● What to do
Copy the records below exactly, omitting any pictures they contain.

● Excerpts from a figure dataset
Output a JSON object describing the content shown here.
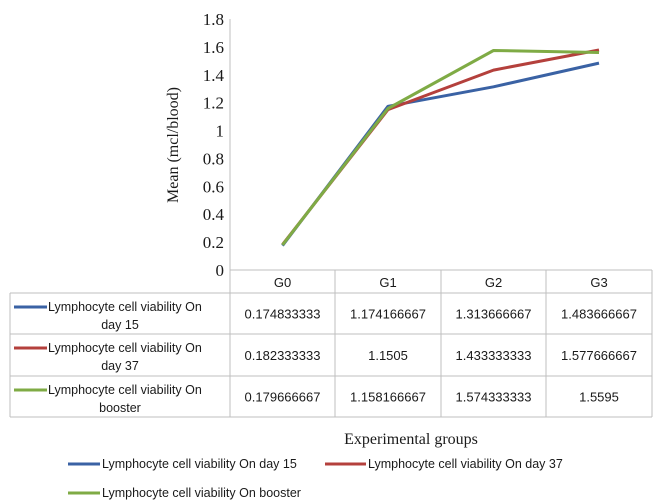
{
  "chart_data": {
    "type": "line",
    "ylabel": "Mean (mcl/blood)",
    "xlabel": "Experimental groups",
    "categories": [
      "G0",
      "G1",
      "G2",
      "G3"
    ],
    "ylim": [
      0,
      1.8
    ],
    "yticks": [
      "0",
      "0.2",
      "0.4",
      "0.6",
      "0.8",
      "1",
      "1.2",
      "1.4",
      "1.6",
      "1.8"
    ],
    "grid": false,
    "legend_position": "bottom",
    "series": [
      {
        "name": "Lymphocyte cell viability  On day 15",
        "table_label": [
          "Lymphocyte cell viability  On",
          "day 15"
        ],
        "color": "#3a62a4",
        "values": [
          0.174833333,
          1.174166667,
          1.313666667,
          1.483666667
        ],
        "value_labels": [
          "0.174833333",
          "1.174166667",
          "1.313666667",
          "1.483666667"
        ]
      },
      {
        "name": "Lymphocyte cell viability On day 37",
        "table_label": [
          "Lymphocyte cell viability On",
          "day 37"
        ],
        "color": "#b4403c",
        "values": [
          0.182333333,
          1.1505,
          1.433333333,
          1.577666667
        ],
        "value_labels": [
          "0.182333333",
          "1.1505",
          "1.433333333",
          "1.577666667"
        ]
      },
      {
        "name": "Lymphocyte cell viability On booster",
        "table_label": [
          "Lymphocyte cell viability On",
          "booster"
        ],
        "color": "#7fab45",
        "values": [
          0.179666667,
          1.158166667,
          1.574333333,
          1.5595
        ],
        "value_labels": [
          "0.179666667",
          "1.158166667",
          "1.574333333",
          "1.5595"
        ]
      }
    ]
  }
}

● Exercise result
Output a JSON object describing the content shown here.
{
  "chart_data": {
    "type": "line",
    "ylabel": "Mean (mcl/blood)",
    "xlabel": "Experimental groups",
    "categories": [
      "G0",
      "G1",
      "G2",
      "G3"
    ],
    "ylim": [
      0,
      1.8
    ],
    "yticks": [
      "0",
      "0.2",
      "0.4",
      "0.6",
      "0.8",
      "1",
      "1.2",
      "1.4",
      "1.6",
      "1.8"
    ],
    "grid": false,
    "legend_position": "bottom",
    "series": [
      {
        "name": "Lymphocyte cell viability  On day 15",
        "table_label": [
          "Lymphocyte cell viability  On",
          "day 15"
        ],
        "color": "#3a62a4",
        "values": [
          0.174833333,
          1.174166667,
          1.313666667,
          1.483666667
        ],
        "value_labels": [
          "0.174833333",
          "1.174166667",
          "1.313666667",
          "1.483666667"
        ]
      },
      {
        "name": "Lymphocyte cell viability On day 37",
        "table_label": [
          "Lymphocyte cell viability On",
          "day 37"
        ],
        "color": "#b4403c",
        "values": [
          0.182333333,
          1.1505,
          1.433333333,
          1.577666667
        ],
        "value_labels": [
          "0.182333333",
          "1.1505",
          "1.433333333",
          "1.577666667"
        ]
      },
      {
        "name": "Lymphocyte cell viability On booster",
        "table_label": [
          "Lymphocyte cell viability On",
          "booster"
        ],
        "color": "#7fab45",
        "values": [
          0.179666667,
          1.158166667,
          1.574333333,
          1.5595
        ],
        "value_labels": [
          "0.179666667",
          "1.158166667",
          "1.574333333",
          "1.5595"
        ]
      }
    ]
  }
}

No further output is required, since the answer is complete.